▶ [DIRECTION] The records that follow are to be transcribed in full, without their images.

▶ [DATA FOR THIS EXERCISE]
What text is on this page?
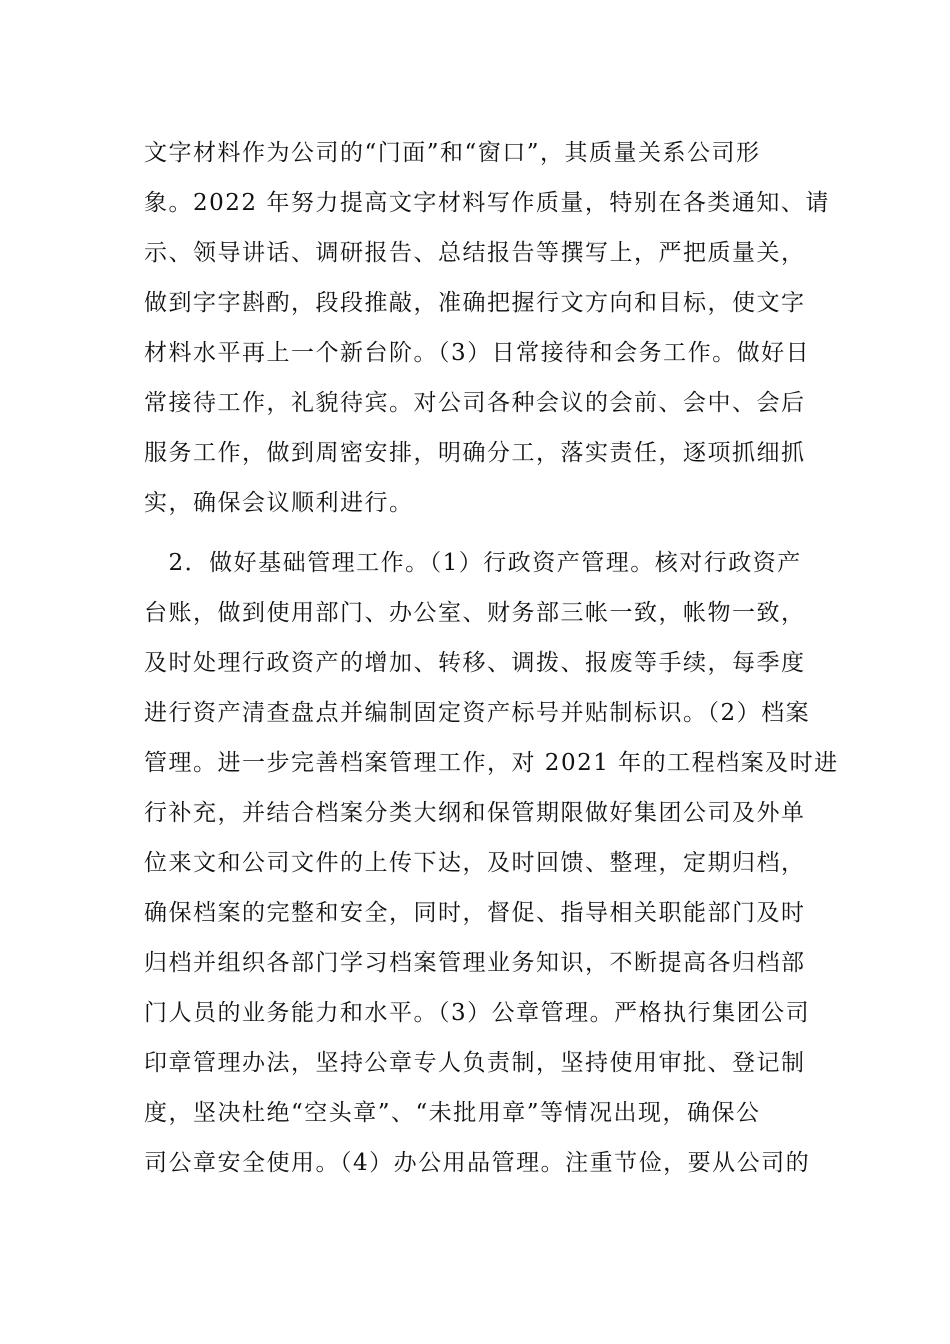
文字材料作为公司的“门面”和“窗口”，其质量关系公司形
象。2022 年努力提高文字材料写作质量，特别在各类通知、请
示、领导讲话、调研报告、总结报告等撰写上，严把质量关，
做到字字斟酌，段段推敲，准确把握行文方向和目标，使文字
材料水平再上一个新台阶。（3）日常接待和会务工作。做好日
常接待工作，礼貌待宾。对公司各种会议的会前、会中、会后
服务工作，做到周密安排，明确分工，落实责任，逐项抓细抓
实，确保会议顺利进行。
　2．做好基础管理工作。（1）行政资产管理。核对行政资产
台账，做到使用部门、办公室、财务部三帐一致，帐物一致，
及时处理行政资产的增加、转移、调拨、报废等手续，每季度
进行资产清查盘点并编制固定资产标号并贴制标识。（2）档案
管理。进一步完善档案管理工作，对 2021 年的工程档案及时进
行补充，并结合档案分类大纲和保管期限做好集团公司及外单
位来文和公司文件的上传下达，及时回馈、整理，定期归档，
确保档案的完整和安全，同时，督促、指导相关职能部门及时
归档并组织各部门学习档案管理业务知识，不断提高各归档部
门人员的业务能力和水平。（3）公章管理。严格执行集团公司
印章管理办法，坚持公章专人负责制，坚持使用审批、登记制
度，坚决杜绝“空头章”、“未批用章”等情况出现，确保公
司公章安全使用。（4）办公用品管理。注重节俭，要从公司的
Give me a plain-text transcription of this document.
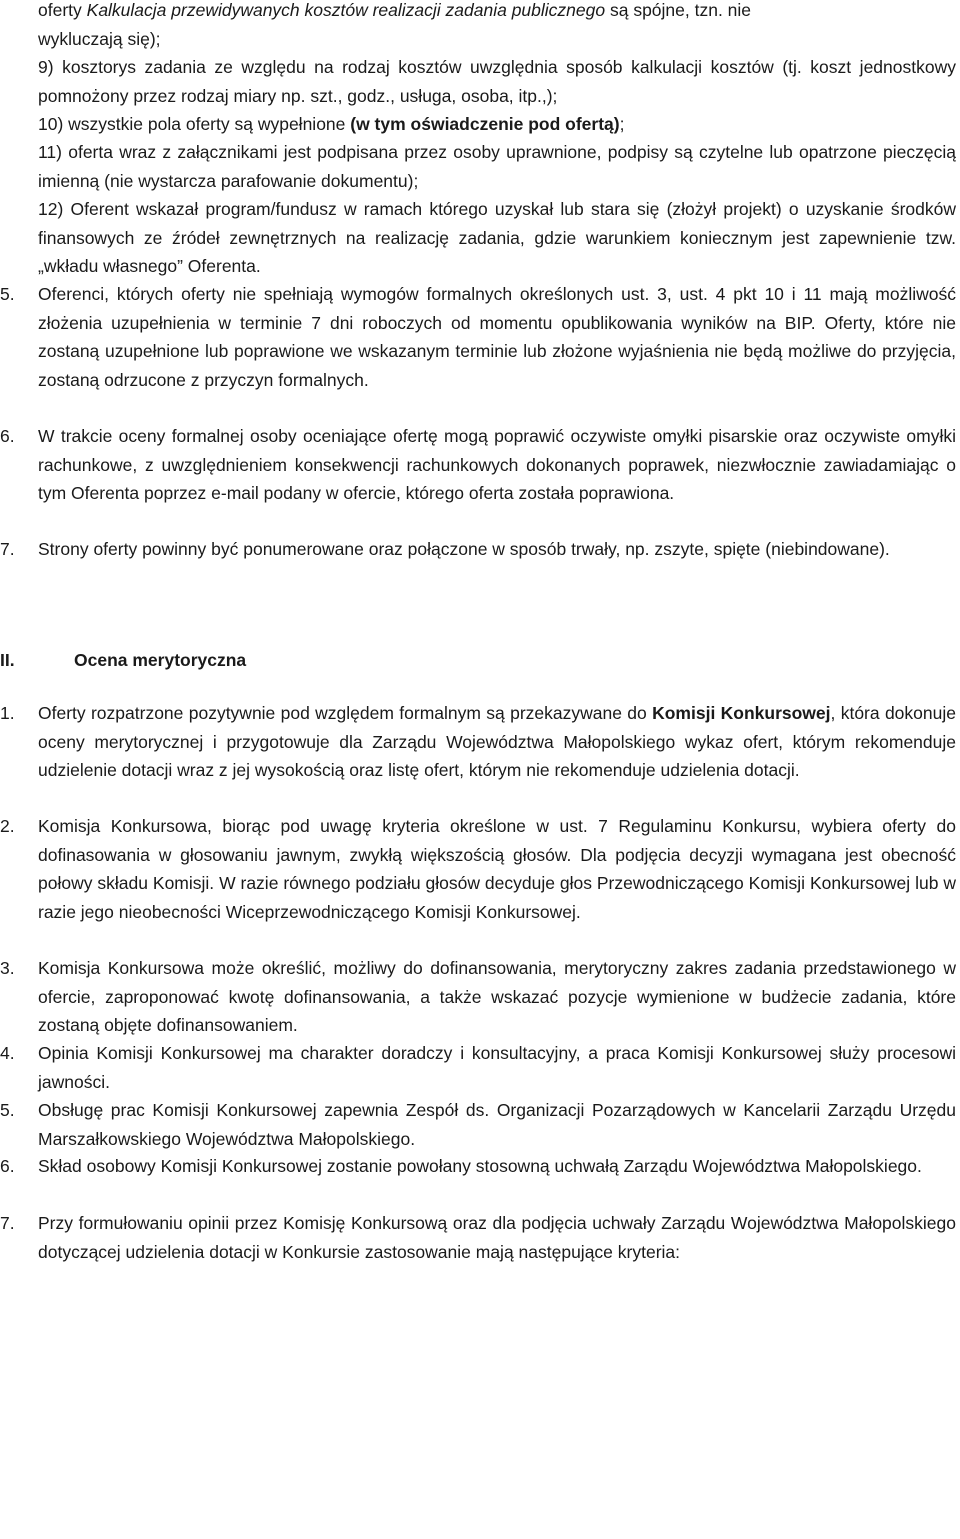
oferty Kalkulacja przewidywanych kosztów realizacji zadania publicznego są spójne, tzn. nie
wykluczają się);

9) kosztorys zadania ze względu na rodzaj kosztów uwzględnia sposób kalkulacji kosztów (tj. koszt jednostkowy pomnożony przez rodzaj miary np. szt., godz., usługa, osoba, itp.,);

10) wszystkie pola oferty są wypełnione (w tym oświadczenie pod ofertą);

11) oferta wraz z załącznikami jest podpisana przez osoby uprawnione, podpisy są czytelne lub opatrzone pieczęcią imienną (nie wystarcza parafowanie dokumentu);

12) Oferent wskazał program/fundusz w ramach którego uzyskał lub stara się (złożył projekt) o uzyskanie środków finansowych ze źródeł zewnętrznych na realizację zadania, gdzie warunkiem koniecznym jest zapewnienie tzw. „wkładu własnego” Oferenta.

5.	Oferenci, których oferty nie spełniają wymogów formalnych określonych ust. 3, ust. 4 pkt 10 i 11 mają możliwość złożenia uzupełnienia w terminie 7 dni roboczych od momentu opublikowania wyników na BIP. Oferty, które nie zostaną uzupełnione lub poprawione we wskazanym terminie lub złożone wyjaśnienia nie będą możliwe do przyjęcia, zostaną odrzucone z przyczyn formalnych.
6.	W trakcie oceny formalnej osoby oceniające ofertę mogą poprawić oczywiste omyłki pisarskie oraz oczywiste omyłki rachunkowe, z uwzględnieniem konsekwencji rachunkowych dokonanych poprawek, niezwłocznie zawiadamiając o tym Oferenta poprzez e-mail podany w ofercie, którego oferta została poprawiona.
7.	Strony oferty powinny być ponumerowane oraz połączone w sposób trwały, np. zszyte, spięte (niebindowane).
II.	Ocena merytoryczna
1.	Oferty rozpatrzone pozytywnie pod względem formalnym są przekazywane do Komisji Konkursowej, która dokonuje oceny merytorycznej i przygotowuje dla Zarządu Województwa Małopolskiego wykaz ofert, którym rekomenduje udzielenie dotacji wraz z jej wysokością oraz listę ofert, którym nie rekomenduje udzielenia dotacji.
2.	Komisja Konkursowa, biorąc pod uwagę kryteria określone w ust. 7 Regulaminu Konkursu, wybiera oferty do dofinasowania w głosowaniu jawnym, zwykłą większością głosów. Dla podjęcia decyzji wymagana jest obecność połowy składu Komisji. W razie równego podziału głosów decyduje głos Przewodniczącego Komisji Konkursowej lub w razie jego nieobecności Wiceprzewodniczącego Komisji Konkursowej.
3.	Komisja Konkursowa może określić, możliwy do dofinansowania, merytoryczny zakres zadania przedstawionego w ofercie, zaproponować kwotę dofinansowania, a także wskazać pozycje wymienione w budżecie zadania, które zostaną objęte dofinansowaniem.
4.	Opinia Komisji Konkursowej ma charakter doradczy i konsultacyjny, a praca Komisji Konkursowej służy procesowi jawności.
5.	Obsługę prac Komisji Konkursowej zapewnia Zespół ds. Organizacji Pozarządowych w Kancelarii Zarządu Urzędu Marszałkowskiego Województwa Małopolskiego.
6.	Skład osobowy Komisji Konkursowej zostanie powołany stosowną uchwałą Zarządu Województwa Małopolskiego.
7.	Przy formułowaniu opinii przez Komisję Konkursową oraz dla podjęcia uchwały Zarządu Województwa Małopolskiego dotyczącej udzielenia dotacji w Konkursie zastosowanie mają następujące kryteria:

▶ [ANSWER TO THIS EXERCISE]
What text is on this page?
文字材料作为公司的“门面”和“窗口”，其质量关系公司形
象。2022 年努力提高文字材料写作质量，特别在各类通知、请
示、领导讲话、调研报告、总结报告等撰写上，严把质量关，
做到字字斟酌，段段推敲，准确把握行文方向和目标，使文字
材料水平再上一个新台阶。（3）日常接待和会务工作。做好日
常接待工作，礼貌待宾。对公司各种会议的会前、会中、会后
服务工作，做到周密安排，明确分工，落实责任，逐项抓细抓
实，确保会议顺利进行。
　2．做好基础管理工作。（1）行政资产管理。核对行政资产
台账，做到使用部门、办公室、财务部三帐一致，帐物一致，
及时处理行政资产的增加、转移、调拨、报废等手续，每季度
进行资产清查盘点并编制固定资产标号并贴制标识。（2）档案
管理。进一步完善档案管理工作，对 2021 年的工程档案及时进
行补充，并结合档案分类大纲和保管期限做好集团公司及外单
位来文和公司文件的上传下达，及时回馈、整理，定期归档，
确保档案的完整和安全，同时，督促、指导相关职能部门及时
归档并组织各部门学习档案管理业务知识，不断提高各归档部
门人员的业务能力和水平。（3）公章管理。严格执行集团公司
印章管理办法，坚持公章专人负责制，坚持使用审批、登记制
度，坚决杜绝“空头章”、“未批用章”等情况出现，确保公
司公章安全使用。（4）办公用品管理。注重节俭，要从公司的
Give me a plain-text transcription of this document.
oferty Kalkulacja przewidywanych kosztów realizacji zadania publicznego są spójne, tzn. nie
wykluczają się);

9) kosztorys zadania ze względu na rodzaj kosztów uwzględnia sposób kalkulacji kosztów (tj. koszt jednostkowy pomnożony przez rodzaj miary np. szt., godz., usługa, osoba, itp.,);

10) wszystkie pola oferty są wypełnione (w tym oświadczenie pod ofertą);

11) oferta wraz z załącznikami jest podpisana przez osoby uprawnione, podpisy są czytelne lub opatrzone pieczęcią imienną (nie wystarcza parafowanie dokumentu);

12) Oferent wskazał program/fundusz w ramach którego uzyskał lub stara się (złożył projekt) o uzyskanie środków finansowych ze źródeł zewnętrznych na realizację zadania, gdzie warunkiem koniecznym jest zapewnienie tzw. „wkładu własnego” Oferenta.

5.	Oferenci, których oferty nie spełniają wymogów formalnych określonych ust. 3, ust. 4 pkt 10 i 11 mają możliwość złożenia uzupełnienia w terminie 7 dni roboczych od momentu opublikowania wyników na BIP. Oferty, które nie zostaną uzupełnione lub poprawione we wskazanym terminie lub złożone wyjaśnienia nie będą możliwe do przyjęcia, zostaną odrzucone z przyczyn formalnych.
6.	W trakcie oceny formalnej osoby oceniające ofertę mogą poprawić oczywiste omyłki pisarskie oraz oczywiste omyłki rachunkowe, z uwzględnieniem konsekwencji rachunkowych dokonanych poprawek, niezwłocznie zawiadamiając o tym Oferenta poprzez e-mail podany w ofercie, którego oferta została poprawiona.
7.	Strony oferty powinny być ponumerowane oraz połączone w sposób trwały, np. zszyte, spięte (niebindowane).
II.	Ocena merytoryczna
1.	Oferty rozpatrzone pozytywnie pod względem formalnym są przekazywane do Komisji Konkursowej, która dokonuje oceny merytorycznej i przygotowuje dla Zarządu Województwa Małopolskiego wykaz ofert, którym rekomenduje udzielenie dotacji wraz z jej wysokością oraz listę ofert, którym nie rekomenduje udzielenia dotacji.
2.	Komisja Konkursowa, biorąc pod uwagę kryteria określone w ust. 7 Regulaminu Konkursu, wybiera oferty do dofinasowania w głosowaniu jawnym, zwykłą większością głosów. Dla podjęcia decyzji wymagana jest obecność połowy składu Komisji. W razie równego podziału głosów decyduje głos Przewodniczącego Komisji Konkursowej lub w razie jego nieobecności Wiceprzewodniczącego Komisji Konkursowej.
3.	Komisja Konkursowa może określić, możliwy do dofinansowania, merytoryczny zakres zadania przedstawionego w ofercie, zaproponować kwotę dofinansowania, a także wskazać pozycje wymienione w budżecie zadania, które zostaną objęte dofinansowaniem.
4.	Opinia Komisji Konkursowej ma charakter doradczy i konsultacyjny, a praca Komisji Konkursowej służy procesowi jawności.
5.	Obsługę prac Komisji Konkursowej zapewnia Zespół ds. Organizacji Pozarządowych w Kancelarii Zarządu Urzędu Marszałkowskiego Województwa Małopolskiego.
6.	Skład osobowy Komisji Konkursowej zostanie powołany stosowną uchwałą Zarządu Województwa Małopolskiego.
7.	Przy formułowaniu opinii przez Komisję Konkursową oraz dla podjęcia uchwały Zarządu Województwa Małopolskiego dotyczącej udzielenia dotacji w Konkursie zastosowanie mają następujące kryteria:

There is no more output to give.